===== THE INPUT
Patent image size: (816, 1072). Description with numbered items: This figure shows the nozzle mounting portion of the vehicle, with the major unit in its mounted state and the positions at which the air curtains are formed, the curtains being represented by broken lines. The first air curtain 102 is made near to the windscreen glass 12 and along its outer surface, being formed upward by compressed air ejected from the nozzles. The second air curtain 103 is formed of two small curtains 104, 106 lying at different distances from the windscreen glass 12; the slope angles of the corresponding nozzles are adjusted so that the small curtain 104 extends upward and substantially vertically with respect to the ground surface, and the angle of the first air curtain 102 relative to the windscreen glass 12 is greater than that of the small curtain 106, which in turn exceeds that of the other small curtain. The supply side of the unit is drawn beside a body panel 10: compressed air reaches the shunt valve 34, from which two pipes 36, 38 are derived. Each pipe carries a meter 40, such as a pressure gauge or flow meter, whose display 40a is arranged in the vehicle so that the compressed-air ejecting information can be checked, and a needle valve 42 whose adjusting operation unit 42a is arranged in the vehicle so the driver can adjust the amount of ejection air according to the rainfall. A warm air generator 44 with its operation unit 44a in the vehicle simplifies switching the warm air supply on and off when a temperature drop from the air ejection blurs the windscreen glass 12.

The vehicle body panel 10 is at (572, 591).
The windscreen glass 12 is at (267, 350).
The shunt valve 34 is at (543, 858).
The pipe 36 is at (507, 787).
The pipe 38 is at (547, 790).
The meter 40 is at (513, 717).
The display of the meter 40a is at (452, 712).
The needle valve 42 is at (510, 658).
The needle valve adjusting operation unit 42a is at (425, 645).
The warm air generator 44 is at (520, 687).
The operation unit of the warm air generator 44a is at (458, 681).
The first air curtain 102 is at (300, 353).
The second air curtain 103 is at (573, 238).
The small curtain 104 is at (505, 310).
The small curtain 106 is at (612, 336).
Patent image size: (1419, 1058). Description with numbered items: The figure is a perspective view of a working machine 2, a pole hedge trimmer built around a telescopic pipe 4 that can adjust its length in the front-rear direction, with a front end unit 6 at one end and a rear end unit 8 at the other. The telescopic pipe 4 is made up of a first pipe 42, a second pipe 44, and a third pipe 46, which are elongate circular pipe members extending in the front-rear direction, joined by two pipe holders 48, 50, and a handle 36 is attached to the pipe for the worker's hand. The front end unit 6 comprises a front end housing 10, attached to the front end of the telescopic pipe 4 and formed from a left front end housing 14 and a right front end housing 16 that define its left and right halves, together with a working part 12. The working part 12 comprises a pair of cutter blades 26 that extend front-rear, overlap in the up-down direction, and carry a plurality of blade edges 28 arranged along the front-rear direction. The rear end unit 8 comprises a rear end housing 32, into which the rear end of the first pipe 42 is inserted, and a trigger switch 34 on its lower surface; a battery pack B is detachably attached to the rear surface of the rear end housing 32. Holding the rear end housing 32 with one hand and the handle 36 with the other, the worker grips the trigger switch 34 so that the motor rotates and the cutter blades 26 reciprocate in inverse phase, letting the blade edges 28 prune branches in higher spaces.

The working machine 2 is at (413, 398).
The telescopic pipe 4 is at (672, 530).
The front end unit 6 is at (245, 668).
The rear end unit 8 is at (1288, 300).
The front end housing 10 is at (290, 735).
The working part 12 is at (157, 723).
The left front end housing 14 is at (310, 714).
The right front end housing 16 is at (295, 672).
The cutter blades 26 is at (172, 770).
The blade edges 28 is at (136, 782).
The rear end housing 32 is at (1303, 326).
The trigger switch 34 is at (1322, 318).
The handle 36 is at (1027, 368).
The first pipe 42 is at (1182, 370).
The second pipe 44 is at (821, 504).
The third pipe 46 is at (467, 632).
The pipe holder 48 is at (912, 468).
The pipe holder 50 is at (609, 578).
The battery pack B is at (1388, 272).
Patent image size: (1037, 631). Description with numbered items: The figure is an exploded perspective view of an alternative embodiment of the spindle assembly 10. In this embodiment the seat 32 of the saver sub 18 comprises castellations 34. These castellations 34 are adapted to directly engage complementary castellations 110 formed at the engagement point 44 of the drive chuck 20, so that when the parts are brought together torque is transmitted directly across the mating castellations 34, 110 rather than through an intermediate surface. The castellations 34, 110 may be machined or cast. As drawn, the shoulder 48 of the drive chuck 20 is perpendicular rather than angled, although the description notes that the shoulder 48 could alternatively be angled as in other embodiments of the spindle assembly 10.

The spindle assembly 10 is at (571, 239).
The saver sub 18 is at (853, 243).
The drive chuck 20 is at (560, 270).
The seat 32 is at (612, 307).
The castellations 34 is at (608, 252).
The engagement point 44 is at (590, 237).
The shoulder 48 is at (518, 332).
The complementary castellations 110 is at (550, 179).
==========
EXERCISE PROMPT
Copy out every line of the listing above, word for word.

SOLVED PROBLEM
Patent image size: (816, 1072). Description with numbered items: This figure shows the nozzle mounting portion of the vehicle, with the major unit in its mounted state and the positions at which the air curtains are formed, the curtains being represented by broken lines. The first air curtain 102 is made near to the windscreen glass 12 and along its outer surface, being formed upward by compressed air ejected from the nozzles. The second air curtain 103 is formed of two small curtains 104, 106 lying at different distances from the windscreen glass 12; the slope angles of the corresponding nozzles are adjusted so that the small curtain 104 extends upward and substantially vertically with respect to the ground surface, and the angle of the first air curtain 102 relative to the windscreen glass 12 is greater than that of the small curtain 106, which in turn exceeds that of the other small curtain. The supply side of the unit is drawn beside a body panel 10: compressed air reaches the shunt valve 34, from which two pipes 36, 38 are derived. Each pipe carries a meter 40, such as a pressure gauge or flow meter, whose display 40a is arranged in the vehicle so that the compressed-air ejecting information can be checked, and a needle valve 42 whose adjusting operation unit 42a is arranged in the vehicle so the driver can adjust the amount of ejection air according to the rainfall. A warm air generator 44 with its operation unit 44a in the vehicle simplifies switching the warm air supply on and off when a temperature drop from the air ejection blurs the windscreen glass 12.

The vehicle body panel 10 is at (572, 591).
The windscreen glass 12 is at (267, 350).
The shunt valve 34 is at (543, 858).
The pipe 36 is at (507, 787).
The pipe 38 is at (547, 790).
The meter 40 is at (513, 717).
The display of the meter 40a is at (452, 712).
The needle valve 42 is at (510, 658).
The needle valve adjusting operation unit 42a is at (425, 645).
The warm air generator 44 is at (520, 687).
The operation unit of the warm air generator 44a is at (458, 681).
The first air curtain 102 is at (300, 353).
The second air curtain 103 is at (573, 238).
The small curtain 104 is at (505, 310).
The small curtain 106 is at (612, 336).
Patent image size: (1419, 1058). Description with numbered items: The figure is a perspective view of a working machine 2, a pole hedge trimmer built around a telescopic pipe 4 that can adjust its length in the front-rear direction, with a front end unit 6 at one end and a rear end unit 8 at the other. The telescopic pipe 4 is made up of a first pipe 42, a second pipe 44, and a third pipe 46, which are elongate circular pipe members extending in the front-rear direction, joined by two pipe holders 48, 50, and a handle 36 is attached to the pipe for the worker's hand. The front end unit 6 comprises a front end housing 10, attached to the front end of the telescopic pipe 4 and formed from a left front end housing 14 and a right front end housing 16 that define its left and right halves, together with a working part 12. The working part 12 comprises a pair of cutter blades 26 that extend front-rear, overlap in the up-down direction, and carry a plurality of blade edges 28 arranged along the front-rear direction. The rear end unit 8 comprises a rear end housing 32, into which the rear end of the first pipe 42 is inserted, and a trigger switch 34 on its lower surface; a battery pack B is detachably attached to the rear surface of the rear end housing 32. Holding the rear end housing 32 with one hand and the handle 36 with the other, the worker grips the trigger switch 34 so that the motor rotates and the cutter blades 26 reciprocate in inverse phase, letting the blade edges 28 prune branches in higher spaces.

The working machine 2 is at (413, 398).
The telescopic pipe 4 is at (672, 530).
The front end unit 6 is at (245, 668).
The rear end unit 8 is at (1288, 300).
The front end housing 10 is at (290, 735).
The working part 12 is at (157, 723).
The left front end housing 14 is at (310, 714).
The right front end housing 16 is at (295, 672).
The cutter blades 26 is at (172, 770).
The blade edges 28 is at (136, 782).
The rear end housing 32 is at (1303, 326).
The trigger switch 34 is at (1322, 318).
The handle 36 is at (1027, 368).
The first pipe 42 is at (1182, 370).
The second pipe 44 is at (821, 504).
The third pipe 46 is at (467, 632).
The pipe holder 48 is at (912, 468).
The pipe holder 50 is at (609, 578).
The battery pack B is at (1388, 272).
Patent image size: (1037, 631). Description with numbered items: The figure is an exploded perspective view of an alternative embodiment of the spindle assembly 10. In this embodiment the seat 32 of the saver sub 18 comprises castellations 34. These castellations 34 are adapted to directly engage complementary castellations 110 formed at the engagement point 44 of the drive chuck 20, so that when the parts are brought together torque is transmitted directly across the mating castellations 34, 110 rather than through an intermediate surface. The castellations 34, 110 may be machined or cast. As drawn, the shoulder 48 of the drive chuck 20 is perpendicular rather than angled, although the description notes that the shoulder 48 could alternatively be angled as in other embodiments of the spindle assembly 10.

The spindle assembly 10 is at (571, 239).
The saver sub 18 is at (853, 243).
The drive chuck 20 is at (560, 270).
The seat 32 is at (612, 307).
The castellations 34 is at (608, 252).
The engagement point 44 is at (590, 237).
The shoulder 48 is at (518, 332).
The complementary castellations 110 is at (550, 179).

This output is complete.